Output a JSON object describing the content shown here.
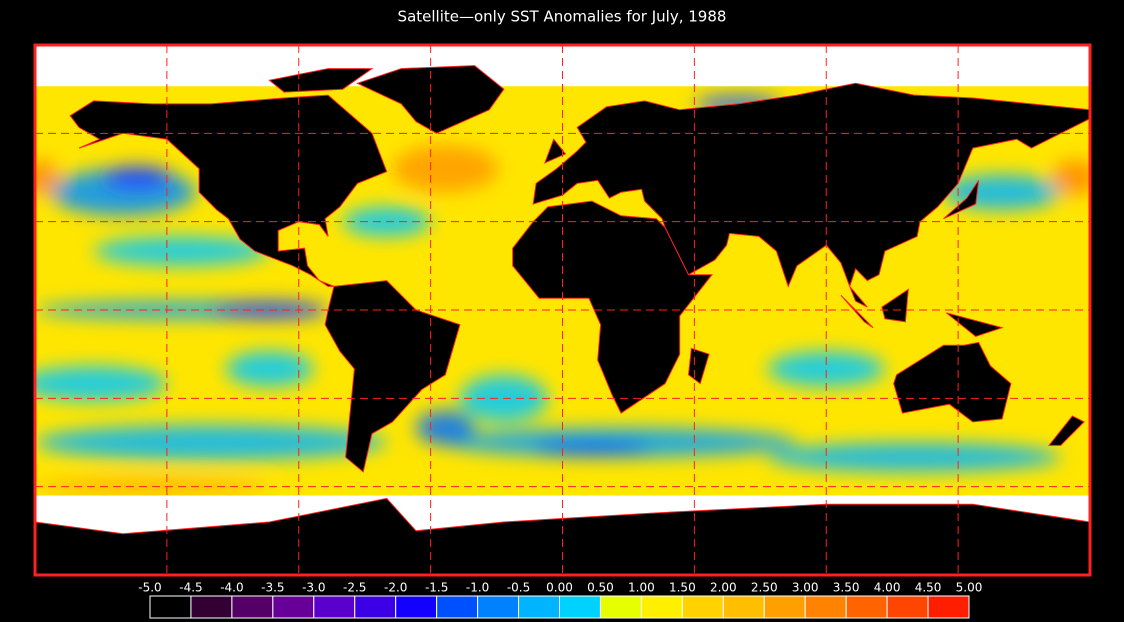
{
  "title": "Satellite—only SST Anomalies for July, 1988",
  "colorbar": {
    "labels": [
      "-5.0",
      "-4.5",
      "-4.0",
      "-3.5",
      "-3.0",
      "-2.5",
      "-2.0",
      "-1.5",
      "-1.0",
      "-0.5",
      "0.00",
      "0.50",
      "1.00",
      "1.50",
      "2.00",
      "2.50",
      "3.00",
      "3.50",
      "4.00",
      "4.50",
      "5.00"
    ],
    "colors": [
      "#000000",
      "#330033",
      "#550066",
      "#660099",
      "#5a00cc",
      "#3c00e6",
      "#1400ff",
      "#0050ff",
      "#0082ff",
      "#00b4ff",
      "#00d2ff",
      "#e6ff00",
      "#fff000",
      "#ffd200",
      "#ffbe00",
      "#ffa000",
      "#ff8200",
      "#ff6400",
      "#ff4600",
      "#ff1e00"
    ]
  }
}
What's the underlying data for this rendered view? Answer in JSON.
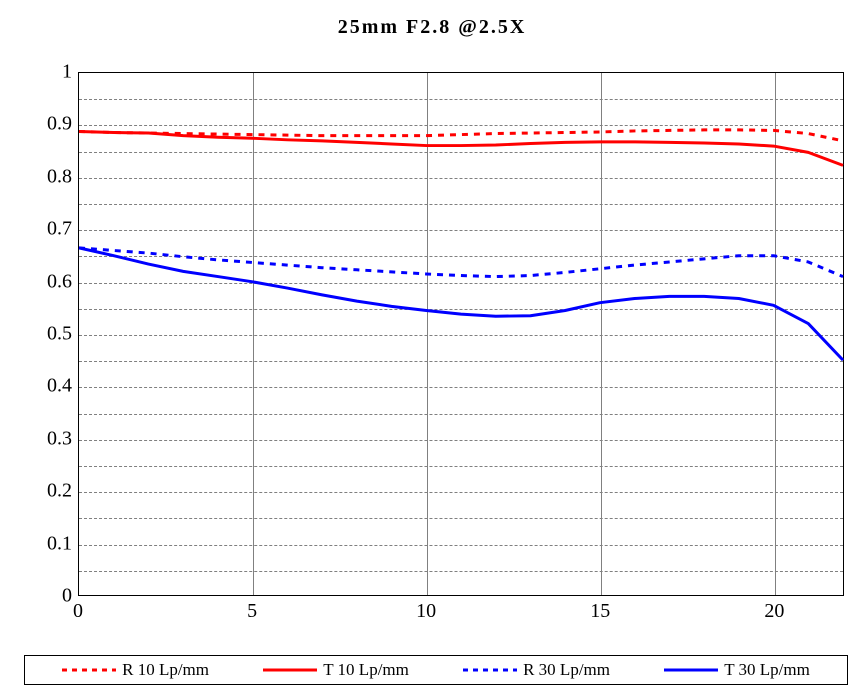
{
  "title": "25mm F2.8  @2.5X",
  "chart": {
    "type": "line",
    "background_color": "#ffffff",
    "grid_major_color": "#808080",
    "grid_minor_color": "#808080",
    "title_fontsize": 20,
    "tick_fontsize": 20,
    "legend_fontsize": 17,
    "xlim": [
      0,
      22
    ],
    "ylim": [
      0,
      1
    ],
    "xticks_major": [
      0,
      5,
      10,
      15,
      20
    ],
    "yticks_major": [
      0,
      0.1,
      0.2,
      0.3,
      0.4,
      0.5,
      0.6,
      0.7,
      0.8,
      0.9,
      1
    ],
    "yticks_labels": [
      "0",
      "0.1",
      "0.2",
      "0.3",
      "0.4",
      "0.5",
      "0.6",
      "0.7",
      "0.8",
      "0.9",
      "1"
    ],
    "yticks_minor_step": 0.05,
    "line_width": 3,
    "series": [
      {
        "label": "R 10 Lp/mm",
        "color": "#ff0000",
        "dash": "6,6",
        "x": [
          0,
          1,
          2,
          3,
          4,
          5,
          6,
          7,
          8,
          9,
          10,
          11,
          12,
          13,
          14,
          15,
          16,
          17,
          18,
          19,
          20,
          21,
          22
        ],
        "y": [
          0.888,
          0.886,
          0.885,
          0.884,
          0.883,
          0.882,
          0.881,
          0.88,
          0.88,
          0.88,
          0.88,
          0.882,
          0.884,
          0.885,
          0.886,
          0.887,
          0.889,
          0.89,
          0.891,
          0.891,
          0.89,
          0.884,
          0.87
        ]
      },
      {
        "label": "T 10 Lp/mm",
        "color": "#ff0000",
        "dash": "",
        "x": [
          0,
          1,
          2,
          3,
          4,
          5,
          6,
          7,
          8,
          9,
          10,
          11,
          12,
          13,
          14,
          15,
          16,
          17,
          18,
          19,
          20,
          21,
          22
        ],
        "y": [
          0.888,
          0.886,
          0.885,
          0.88,
          0.877,
          0.875,
          0.872,
          0.87,
          0.867,
          0.864,
          0.861,
          0.861,
          0.862,
          0.865,
          0.867,
          0.868,
          0.868,
          0.867,
          0.866,
          0.864,
          0.86,
          0.848,
          0.823
        ]
      },
      {
        "label": "R 30 Lp/mm",
        "color": "#0000ff",
        "dash": "6,6",
        "x": [
          0,
          1,
          2,
          3,
          4,
          5,
          6,
          7,
          8,
          9,
          10,
          11,
          12,
          13,
          14,
          15,
          16,
          17,
          18,
          19,
          20,
          21,
          22
        ],
        "y": [
          0.665,
          0.66,
          0.655,
          0.648,
          0.642,
          0.637,
          0.632,
          0.627,
          0.623,
          0.619,
          0.615,
          0.612,
          0.61,
          0.612,
          0.618,
          0.625,
          0.632,
          0.638,
          0.644,
          0.65,
          0.65,
          0.638,
          0.61
        ]
      },
      {
        "label": "T 30 Lp/mm",
        "color": "#0000ff",
        "dash": "",
        "x": [
          0,
          1,
          2,
          3,
          4,
          5,
          6,
          7,
          8,
          9,
          10,
          11,
          12,
          13,
          14,
          15,
          16,
          17,
          18,
          19,
          20,
          21,
          22
        ],
        "y": [
          0.665,
          0.65,
          0.634,
          0.62,
          0.61,
          0.6,
          0.588,
          0.575,
          0.563,
          0.553,
          0.545,
          0.538,
          0.534,
          0.535,
          0.545,
          0.56,
          0.568,
          0.572,
          0.572,
          0.568,
          0.555,
          0.52,
          0.45
        ]
      }
    ]
  },
  "legend": {
    "items": [
      {
        "label": "R 10 Lp/mm",
        "color": "#ff0000",
        "dash": "5,5"
      },
      {
        "label": "T 10 Lp/mm",
        "color": "#ff0000",
        "dash": ""
      },
      {
        "label": "R 30 Lp/mm",
        "color": "#0000ff",
        "dash": "5,5"
      },
      {
        "label": "T 30 Lp/mm",
        "color": "#0000ff",
        "dash": ""
      }
    ]
  }
}
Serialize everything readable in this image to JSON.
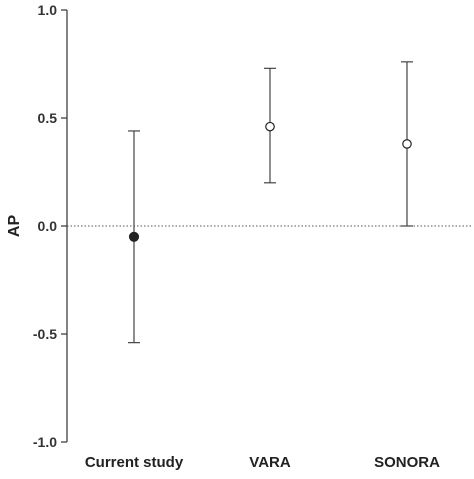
{
  "chart_data": {
    "type": "scatter",
    "title": "",
    "xlabel": "",
    "ylabel": "AP",
    "ylim": [
      -1.0,
      1.0
    ],
    "yticks": [
      "1.0",
      "0.5",
      "0.0",
      "-0.5",
      "-1.0"
    ],
    "ytick_values": [
      1.0,
      0.5,
      0.0,
      -0.5,
      -1.0
    ],
    "categories": [
      "Current study",
      "VARA",
      "SONORA"
    ],
    "points": [
      {
        "category": "Current study",
        "value": -0.05,
        "lower": -0.54,
        "upper": 0.44,
        "marker": "filled-circle"
      },
      {
        "category": "VARA",
        "value": 0.46,
        "lower": 0.2,
        "upper": 0.73,
        "marker": "open-circle"
      },
      {
        "category": "SONORA",
        "value": 0.38,
        "lower": 0.0,
        "upper": 0.76,
        "marker": "open-circle"
      }
    ],
    "reference_line": {
      "y": 0.0,
      "style": "dotted"
    },
    "grid": false,
    "legend": "none",
    "colors": {
      "axis": "#333333",
      "marker": "#222222",
      "errorbar": "#444444"
    }
  }
}
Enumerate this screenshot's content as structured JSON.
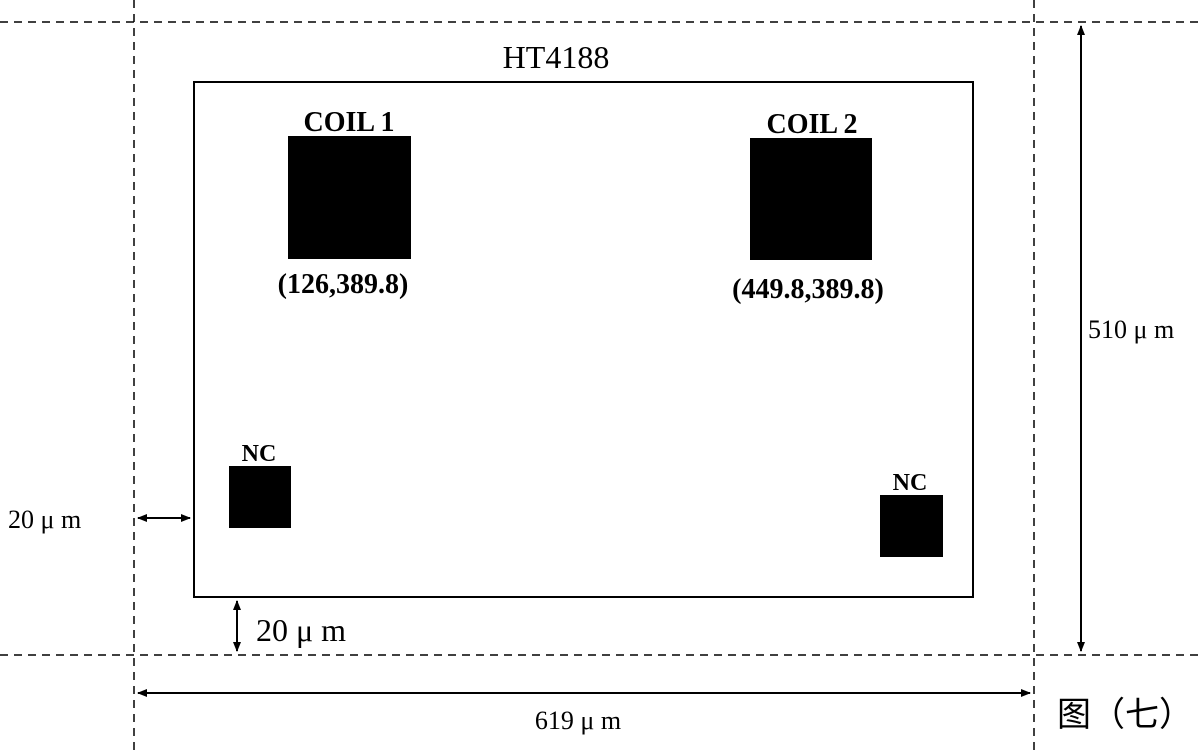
{
  "diagram": {
    "chip_name": "HT4188",
    "pads": [
      {
        "label": "COIL 1",
        "coord": "(126,389.8)"
      },
      {
        "label": "COIL 2",
        "coord": "(449.8,389.8)"
      }
    ],
    "nc_pads": [
      {
        "label": "NC"
      },
      {
        "label": "NC"
      }
    ],
    "dimensions": {
      "height": "510 μ m",
      "width": "619 μ m",
      "left_gap": "20 μ m",
      "bottom_gap": "20 μ m"
    },
    "figure_caption": "图（七）"
  }
}
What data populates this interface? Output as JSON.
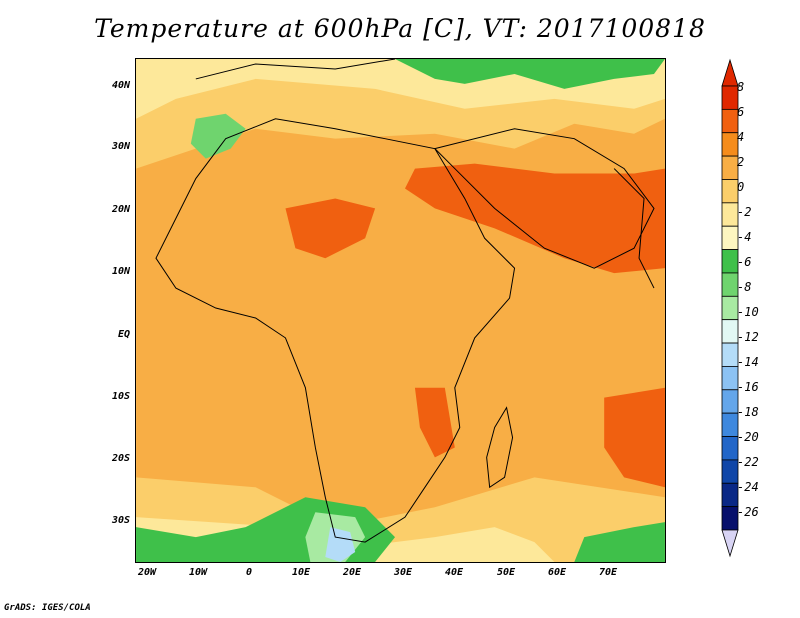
{
  "title": "Temperature at 600hPa [C], VT: 2017100818",
  "credit": "GrADS: IGES/COLA",
  "y_axis_labels": [
    "40N",
    "30N",
    "20N",
    "10N",
    "EQ",
    "10S",
    "20S",
    "30S"
  ],
  "x_axis_labels": [
    "20W",
    "10W",
    "0",
    "10E",
    "20E",
    "30E",
    "40E",
    "50E",
    "60E",
    "70E"
  ],
  "colorbar": {
    "labels": [
      "8",
      "6",
      "4",
      "2",
      "0",
      "-2",
      "-4",
      "-6",
      "-8",
      "-10",
      "-12",
      "-14",
      "-16",
      "-18",
      "-20",
      "-22",
      "-24",
      "-26"
    ],
    "colors": [
      "#e02800",
      "#f06010",
      "#f58c1c",
      "#f8ae45",
      "#fbce6a",
      "#fde89a",
      "#fdf6c0",
      "#3fc04a",
      "#6fd46e",
      "#a8eaa2",
      "#e2f8f4",
      "#b4dcf8",
      "#8cc2f3",
      "#64a6ea",
      "#3e88de",
      "#2266c8",
      "#1046a8",
      "#0a2886",
      "#07106c"
    ],
    "top_arrow_color": "#e02800",
    "bottom_arrow_color": "#d8d4f4"
  },
  "colors": {
    "background_warm": "#f8ae45",
    "hot_core": "#f06010",
    "cool_zone": "#fbce6a",
    "cold_green": "#3fc04a",
    "land_border": "#000000"
  }
}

[WRITTEN PROBLEM]:
Look through the data and gather every line with the string "marker" in it.

[RESULT OF THE EXERCISE]:
        "marker": "filled-circle"
        "marker": "open-circle"
        "marker": "open-circle"
      "marker": "#222222",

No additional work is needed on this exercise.